> DO THIS
Each line containing the word "Baudrillard" must be reported.

## begin EXTRACTED RECORDS

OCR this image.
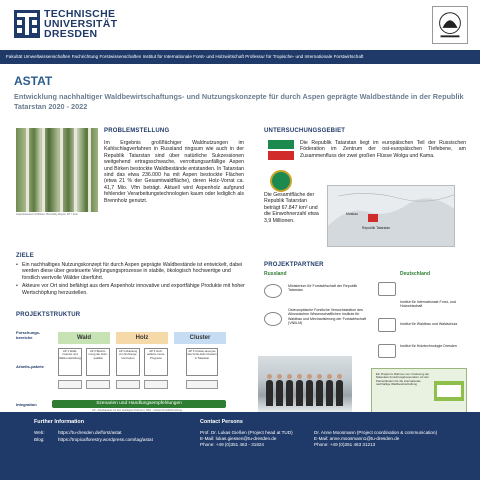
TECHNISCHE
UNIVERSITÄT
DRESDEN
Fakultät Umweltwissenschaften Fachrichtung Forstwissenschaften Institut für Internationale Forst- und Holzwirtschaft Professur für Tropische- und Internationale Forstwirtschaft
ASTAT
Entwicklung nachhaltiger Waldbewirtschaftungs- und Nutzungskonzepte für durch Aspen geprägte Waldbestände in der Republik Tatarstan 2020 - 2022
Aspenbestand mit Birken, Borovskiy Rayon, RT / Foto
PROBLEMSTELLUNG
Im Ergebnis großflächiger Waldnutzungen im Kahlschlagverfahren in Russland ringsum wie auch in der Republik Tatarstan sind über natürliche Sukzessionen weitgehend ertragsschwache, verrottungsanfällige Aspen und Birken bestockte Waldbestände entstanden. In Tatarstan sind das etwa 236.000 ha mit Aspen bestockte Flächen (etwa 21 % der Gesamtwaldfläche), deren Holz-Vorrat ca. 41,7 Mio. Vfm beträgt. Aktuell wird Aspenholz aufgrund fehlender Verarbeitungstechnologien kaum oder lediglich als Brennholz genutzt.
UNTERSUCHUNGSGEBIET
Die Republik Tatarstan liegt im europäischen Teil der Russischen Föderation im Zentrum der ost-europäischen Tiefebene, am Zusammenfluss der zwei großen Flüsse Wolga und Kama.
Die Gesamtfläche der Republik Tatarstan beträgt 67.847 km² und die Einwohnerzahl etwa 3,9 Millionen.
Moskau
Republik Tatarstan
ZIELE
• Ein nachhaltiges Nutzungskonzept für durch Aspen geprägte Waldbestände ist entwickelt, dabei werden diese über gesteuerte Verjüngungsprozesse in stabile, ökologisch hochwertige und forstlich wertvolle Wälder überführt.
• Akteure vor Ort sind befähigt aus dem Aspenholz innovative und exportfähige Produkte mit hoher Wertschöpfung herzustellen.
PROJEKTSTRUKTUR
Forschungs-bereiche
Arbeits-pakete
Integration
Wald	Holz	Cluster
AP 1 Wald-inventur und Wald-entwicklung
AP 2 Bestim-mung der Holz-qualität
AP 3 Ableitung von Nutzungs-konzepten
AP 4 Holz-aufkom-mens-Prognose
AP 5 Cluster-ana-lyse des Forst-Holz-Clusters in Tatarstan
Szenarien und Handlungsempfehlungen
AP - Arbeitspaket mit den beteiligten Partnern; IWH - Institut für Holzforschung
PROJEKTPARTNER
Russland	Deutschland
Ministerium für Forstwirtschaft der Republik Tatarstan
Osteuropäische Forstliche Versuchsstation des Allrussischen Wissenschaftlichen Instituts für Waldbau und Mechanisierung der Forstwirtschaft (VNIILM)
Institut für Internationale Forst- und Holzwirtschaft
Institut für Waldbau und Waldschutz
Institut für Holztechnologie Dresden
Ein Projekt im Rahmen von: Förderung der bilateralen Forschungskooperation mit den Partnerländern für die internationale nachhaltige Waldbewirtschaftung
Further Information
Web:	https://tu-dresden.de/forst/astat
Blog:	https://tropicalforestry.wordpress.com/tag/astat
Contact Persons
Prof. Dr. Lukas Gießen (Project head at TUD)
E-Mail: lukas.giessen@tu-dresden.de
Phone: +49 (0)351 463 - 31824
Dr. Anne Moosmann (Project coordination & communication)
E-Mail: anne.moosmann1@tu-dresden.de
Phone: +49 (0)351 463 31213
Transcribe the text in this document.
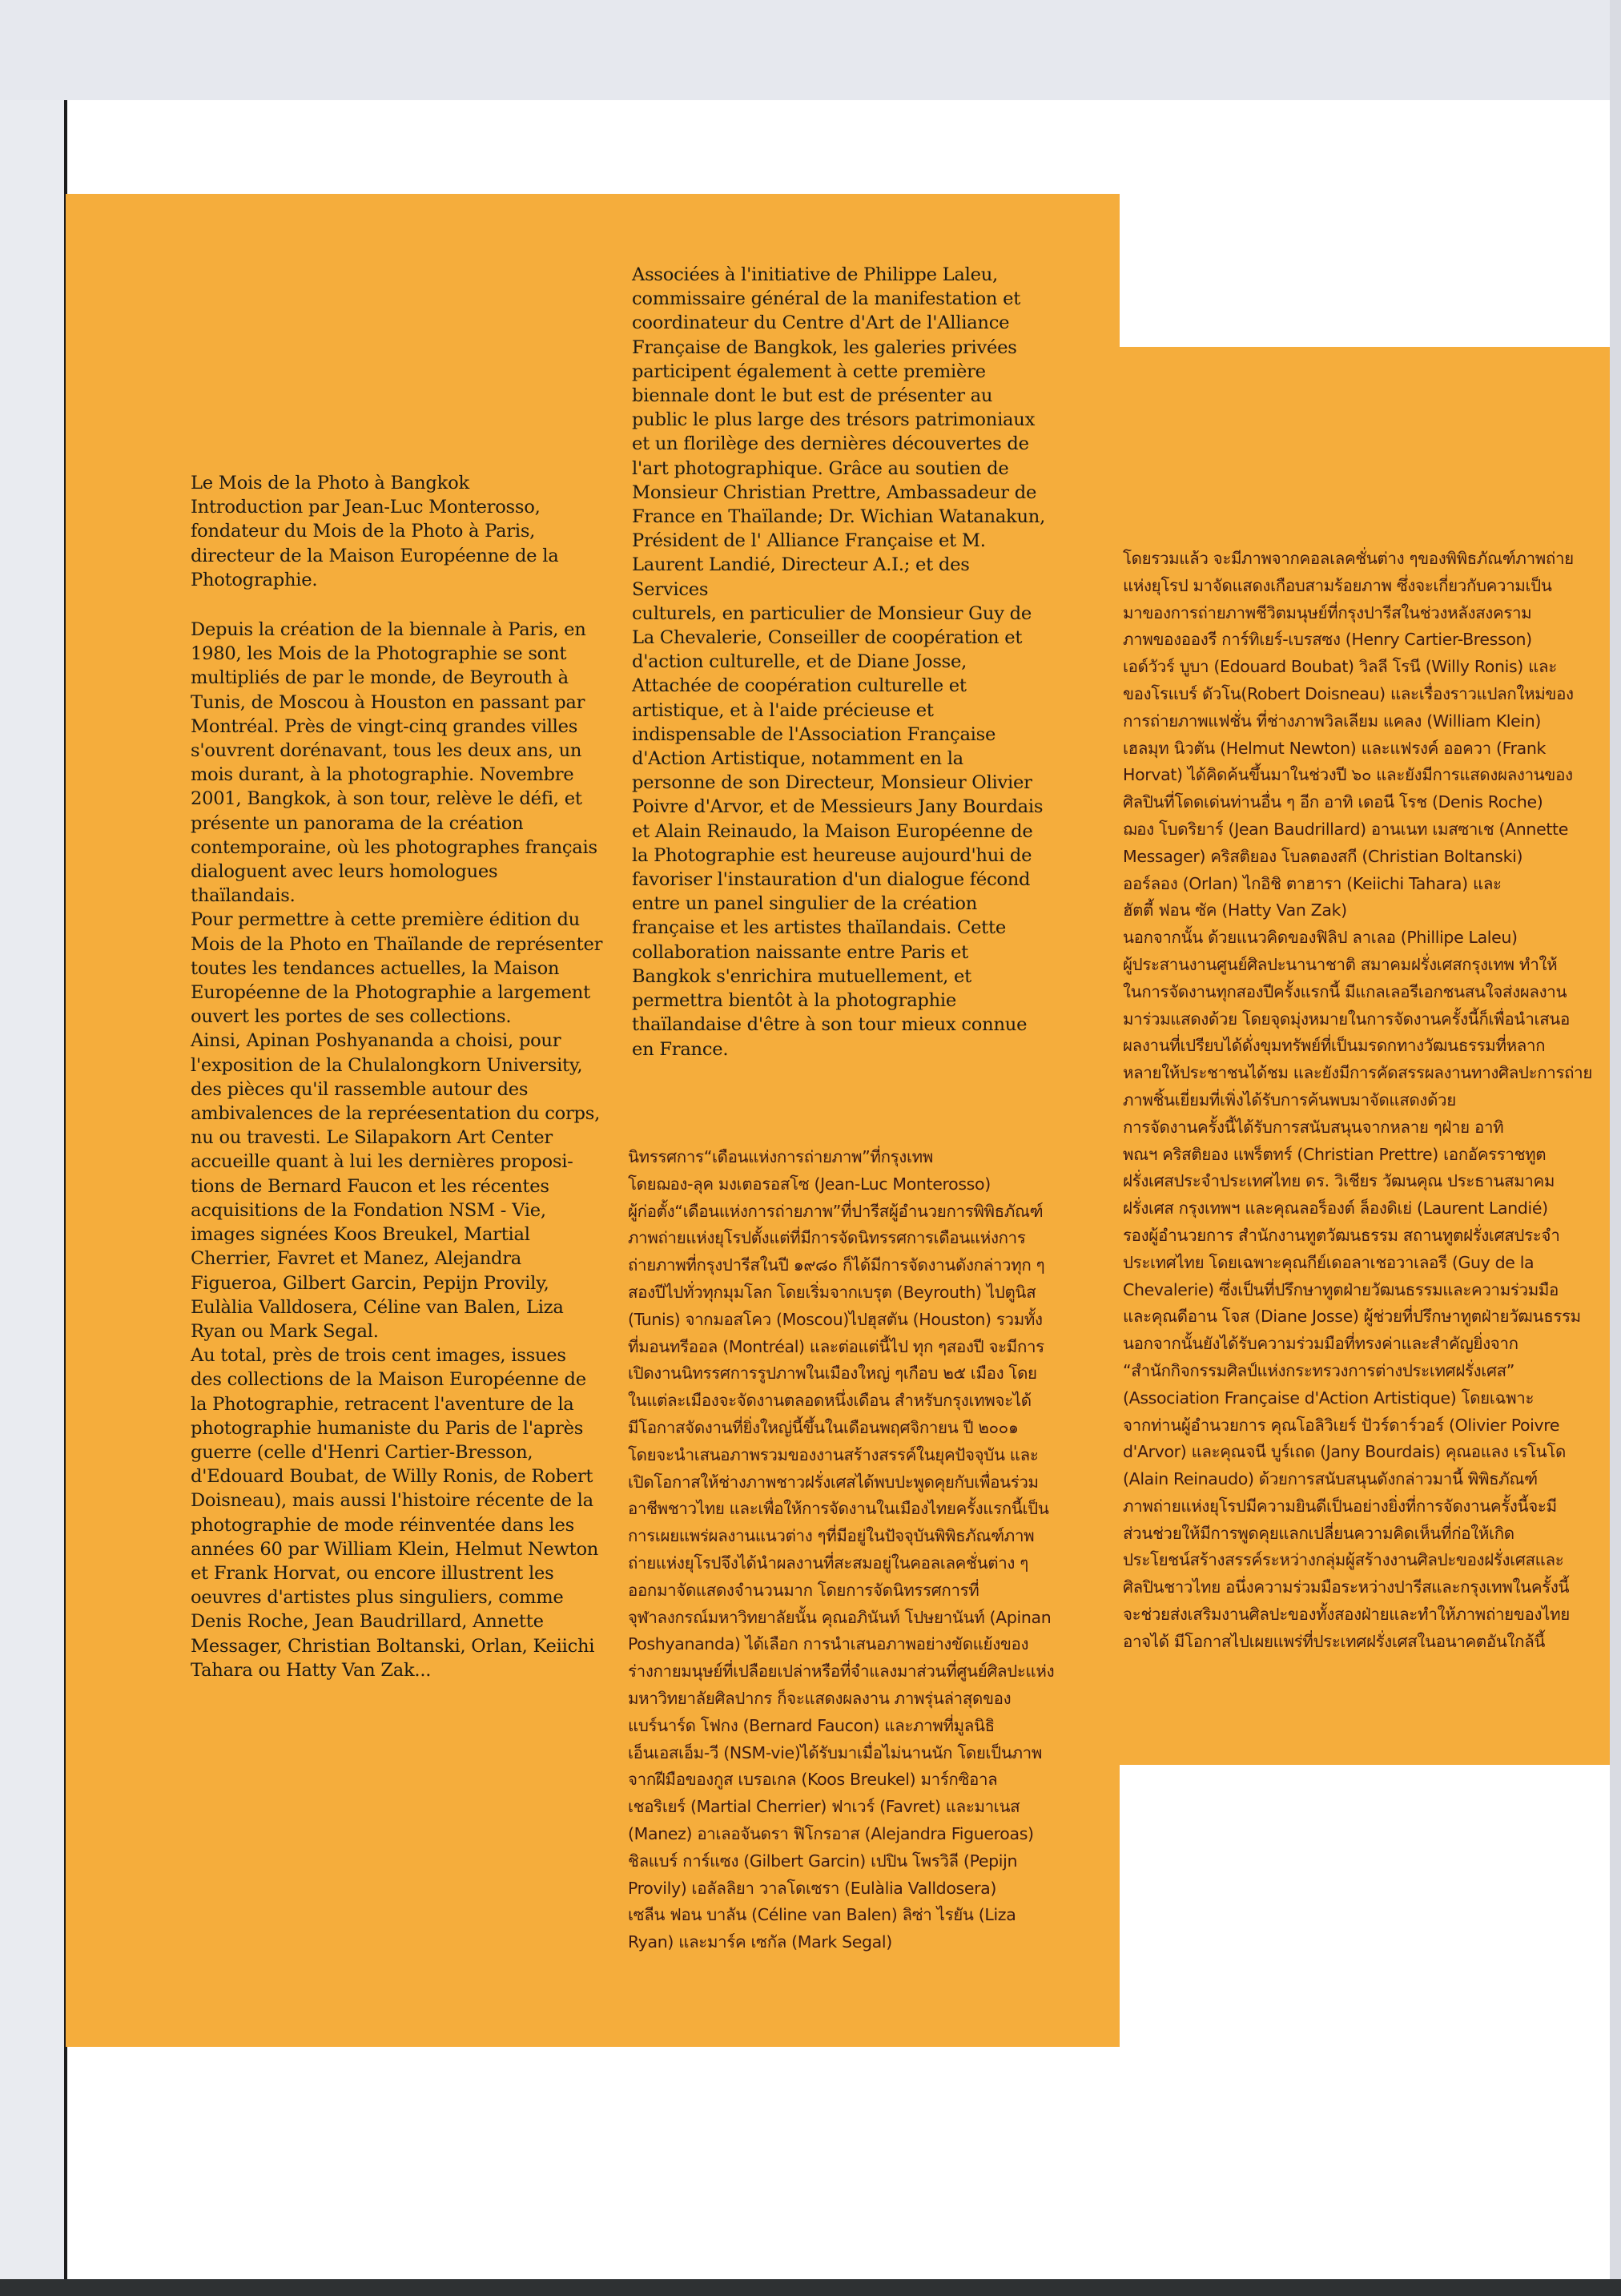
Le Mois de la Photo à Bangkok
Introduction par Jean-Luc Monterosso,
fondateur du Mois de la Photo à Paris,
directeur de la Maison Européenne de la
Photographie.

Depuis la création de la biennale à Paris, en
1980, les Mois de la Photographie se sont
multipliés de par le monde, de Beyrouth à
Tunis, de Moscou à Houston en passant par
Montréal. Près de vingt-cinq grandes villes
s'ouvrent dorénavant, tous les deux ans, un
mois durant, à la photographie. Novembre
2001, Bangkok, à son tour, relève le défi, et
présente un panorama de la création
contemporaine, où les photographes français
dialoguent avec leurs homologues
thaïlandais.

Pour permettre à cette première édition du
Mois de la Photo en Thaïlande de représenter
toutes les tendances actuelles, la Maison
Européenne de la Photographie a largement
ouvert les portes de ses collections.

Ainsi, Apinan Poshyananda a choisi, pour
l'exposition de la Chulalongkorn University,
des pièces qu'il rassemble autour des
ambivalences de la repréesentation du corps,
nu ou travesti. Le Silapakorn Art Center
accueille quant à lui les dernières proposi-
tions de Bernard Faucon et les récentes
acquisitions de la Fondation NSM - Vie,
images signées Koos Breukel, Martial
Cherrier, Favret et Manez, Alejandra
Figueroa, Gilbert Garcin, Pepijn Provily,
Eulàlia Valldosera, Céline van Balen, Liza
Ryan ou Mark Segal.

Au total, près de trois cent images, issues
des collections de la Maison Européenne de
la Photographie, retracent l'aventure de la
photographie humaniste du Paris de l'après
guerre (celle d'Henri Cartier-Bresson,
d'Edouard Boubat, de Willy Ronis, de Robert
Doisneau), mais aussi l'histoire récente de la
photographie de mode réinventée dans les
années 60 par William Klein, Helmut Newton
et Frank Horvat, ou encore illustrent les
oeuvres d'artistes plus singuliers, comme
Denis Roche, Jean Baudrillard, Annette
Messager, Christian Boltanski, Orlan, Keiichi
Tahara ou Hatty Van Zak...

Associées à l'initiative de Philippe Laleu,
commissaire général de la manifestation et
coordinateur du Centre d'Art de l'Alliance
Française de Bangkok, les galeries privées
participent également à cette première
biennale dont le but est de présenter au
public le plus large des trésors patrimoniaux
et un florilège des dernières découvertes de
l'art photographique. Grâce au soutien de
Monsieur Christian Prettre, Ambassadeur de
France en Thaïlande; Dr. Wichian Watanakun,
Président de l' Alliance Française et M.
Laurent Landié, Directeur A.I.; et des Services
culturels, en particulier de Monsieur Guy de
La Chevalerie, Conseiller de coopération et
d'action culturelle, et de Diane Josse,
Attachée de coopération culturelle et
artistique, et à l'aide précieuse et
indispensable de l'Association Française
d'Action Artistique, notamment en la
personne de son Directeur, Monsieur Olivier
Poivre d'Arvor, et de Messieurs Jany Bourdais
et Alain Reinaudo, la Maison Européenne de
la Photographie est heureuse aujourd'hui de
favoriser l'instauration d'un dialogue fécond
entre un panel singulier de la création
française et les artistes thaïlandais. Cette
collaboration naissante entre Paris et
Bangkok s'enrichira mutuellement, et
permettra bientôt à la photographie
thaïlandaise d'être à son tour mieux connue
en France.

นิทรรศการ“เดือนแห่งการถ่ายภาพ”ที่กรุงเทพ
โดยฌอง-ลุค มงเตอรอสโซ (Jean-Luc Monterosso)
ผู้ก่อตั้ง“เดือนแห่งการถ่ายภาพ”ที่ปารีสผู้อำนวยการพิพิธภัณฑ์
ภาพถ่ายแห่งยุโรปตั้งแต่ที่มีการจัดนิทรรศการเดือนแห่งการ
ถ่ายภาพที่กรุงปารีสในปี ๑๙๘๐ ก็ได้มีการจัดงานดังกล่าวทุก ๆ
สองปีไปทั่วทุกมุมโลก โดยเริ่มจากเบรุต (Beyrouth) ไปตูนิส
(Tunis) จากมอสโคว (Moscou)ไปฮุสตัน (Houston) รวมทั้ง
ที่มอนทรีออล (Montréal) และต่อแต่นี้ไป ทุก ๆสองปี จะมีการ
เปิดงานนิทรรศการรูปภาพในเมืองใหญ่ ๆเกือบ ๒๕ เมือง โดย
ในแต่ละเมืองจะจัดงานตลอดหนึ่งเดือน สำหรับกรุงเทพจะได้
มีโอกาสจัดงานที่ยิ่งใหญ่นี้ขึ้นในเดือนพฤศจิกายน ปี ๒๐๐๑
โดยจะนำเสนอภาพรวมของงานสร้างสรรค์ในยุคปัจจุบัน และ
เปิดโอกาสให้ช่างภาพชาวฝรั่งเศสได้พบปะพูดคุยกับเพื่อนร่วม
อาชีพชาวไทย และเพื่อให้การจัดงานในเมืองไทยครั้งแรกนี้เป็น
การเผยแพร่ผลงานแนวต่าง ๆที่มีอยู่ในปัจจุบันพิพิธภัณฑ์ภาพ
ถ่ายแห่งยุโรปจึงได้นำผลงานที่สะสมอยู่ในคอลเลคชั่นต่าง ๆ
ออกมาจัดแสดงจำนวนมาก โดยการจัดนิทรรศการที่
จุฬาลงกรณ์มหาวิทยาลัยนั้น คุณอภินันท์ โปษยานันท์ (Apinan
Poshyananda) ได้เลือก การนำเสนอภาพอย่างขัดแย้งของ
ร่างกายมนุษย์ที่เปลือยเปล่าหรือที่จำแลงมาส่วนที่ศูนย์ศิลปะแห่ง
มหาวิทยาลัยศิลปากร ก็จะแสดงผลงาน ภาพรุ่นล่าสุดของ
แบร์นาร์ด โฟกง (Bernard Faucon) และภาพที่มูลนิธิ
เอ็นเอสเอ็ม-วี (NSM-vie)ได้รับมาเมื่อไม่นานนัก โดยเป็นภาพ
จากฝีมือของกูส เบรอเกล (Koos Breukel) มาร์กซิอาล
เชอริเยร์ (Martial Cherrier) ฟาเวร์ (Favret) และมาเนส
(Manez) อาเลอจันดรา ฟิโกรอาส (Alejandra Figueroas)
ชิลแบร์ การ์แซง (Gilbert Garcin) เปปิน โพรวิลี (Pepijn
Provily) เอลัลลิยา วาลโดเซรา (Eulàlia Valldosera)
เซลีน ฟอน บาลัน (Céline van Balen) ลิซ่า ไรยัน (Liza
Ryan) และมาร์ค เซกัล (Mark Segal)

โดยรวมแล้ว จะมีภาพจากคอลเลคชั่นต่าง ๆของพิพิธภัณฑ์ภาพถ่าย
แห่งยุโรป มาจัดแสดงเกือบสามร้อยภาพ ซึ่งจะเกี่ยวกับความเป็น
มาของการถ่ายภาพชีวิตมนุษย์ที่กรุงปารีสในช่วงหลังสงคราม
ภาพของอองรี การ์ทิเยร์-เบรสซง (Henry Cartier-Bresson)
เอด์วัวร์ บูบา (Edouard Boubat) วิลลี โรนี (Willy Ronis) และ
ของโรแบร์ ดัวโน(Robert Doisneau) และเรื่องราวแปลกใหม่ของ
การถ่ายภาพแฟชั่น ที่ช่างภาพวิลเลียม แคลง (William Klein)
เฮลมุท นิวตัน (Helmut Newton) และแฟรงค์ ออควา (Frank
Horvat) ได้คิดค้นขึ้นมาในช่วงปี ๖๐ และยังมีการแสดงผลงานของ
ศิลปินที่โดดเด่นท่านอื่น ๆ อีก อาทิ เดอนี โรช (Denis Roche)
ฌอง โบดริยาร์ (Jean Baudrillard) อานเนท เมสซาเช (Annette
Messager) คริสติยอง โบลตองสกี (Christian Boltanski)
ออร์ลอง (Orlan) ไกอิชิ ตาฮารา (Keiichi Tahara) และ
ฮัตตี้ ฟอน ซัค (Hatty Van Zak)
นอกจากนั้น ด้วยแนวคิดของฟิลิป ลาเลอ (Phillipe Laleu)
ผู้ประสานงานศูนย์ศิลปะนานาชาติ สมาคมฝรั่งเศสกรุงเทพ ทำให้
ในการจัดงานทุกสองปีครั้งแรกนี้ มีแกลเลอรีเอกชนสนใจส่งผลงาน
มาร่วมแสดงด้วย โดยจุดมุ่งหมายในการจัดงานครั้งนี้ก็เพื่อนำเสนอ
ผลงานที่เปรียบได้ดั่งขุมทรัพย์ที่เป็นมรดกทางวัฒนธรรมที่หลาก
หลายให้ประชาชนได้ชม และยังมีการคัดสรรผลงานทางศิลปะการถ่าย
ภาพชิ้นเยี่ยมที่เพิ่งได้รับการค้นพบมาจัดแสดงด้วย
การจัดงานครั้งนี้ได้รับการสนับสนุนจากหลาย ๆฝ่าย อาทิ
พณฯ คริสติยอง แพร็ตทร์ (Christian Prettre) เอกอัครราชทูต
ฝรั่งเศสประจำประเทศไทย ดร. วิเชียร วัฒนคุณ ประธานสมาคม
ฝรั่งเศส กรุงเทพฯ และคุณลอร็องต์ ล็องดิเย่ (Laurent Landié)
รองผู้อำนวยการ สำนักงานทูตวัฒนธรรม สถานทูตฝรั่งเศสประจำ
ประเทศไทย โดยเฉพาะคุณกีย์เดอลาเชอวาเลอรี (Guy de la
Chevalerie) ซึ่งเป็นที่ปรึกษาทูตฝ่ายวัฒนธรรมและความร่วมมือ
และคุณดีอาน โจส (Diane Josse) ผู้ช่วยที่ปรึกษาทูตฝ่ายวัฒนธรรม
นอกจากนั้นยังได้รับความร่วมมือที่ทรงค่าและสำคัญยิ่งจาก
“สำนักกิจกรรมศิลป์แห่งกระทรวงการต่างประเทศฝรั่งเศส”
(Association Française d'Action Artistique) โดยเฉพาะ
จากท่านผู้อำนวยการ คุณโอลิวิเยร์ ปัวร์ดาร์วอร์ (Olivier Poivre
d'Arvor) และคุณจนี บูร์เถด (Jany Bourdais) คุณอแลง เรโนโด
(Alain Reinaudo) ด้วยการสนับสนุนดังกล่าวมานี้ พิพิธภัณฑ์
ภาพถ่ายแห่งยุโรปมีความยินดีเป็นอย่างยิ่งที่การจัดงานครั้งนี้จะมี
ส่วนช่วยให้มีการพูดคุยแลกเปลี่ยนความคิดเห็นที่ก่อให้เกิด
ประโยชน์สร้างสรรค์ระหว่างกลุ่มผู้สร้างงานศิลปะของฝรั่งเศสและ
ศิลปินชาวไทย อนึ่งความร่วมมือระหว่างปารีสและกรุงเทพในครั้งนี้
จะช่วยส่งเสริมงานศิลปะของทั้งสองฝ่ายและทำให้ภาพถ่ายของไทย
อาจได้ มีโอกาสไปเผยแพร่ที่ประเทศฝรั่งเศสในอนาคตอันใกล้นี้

## end EXTRACTED RECORDS

> WORKED ANSWER
Denis Roche, Jean Baudrillard, Annette
ฌอง โบดริยาร์ (Jean Baudrillard) อานเนท เมสซาเช (Annette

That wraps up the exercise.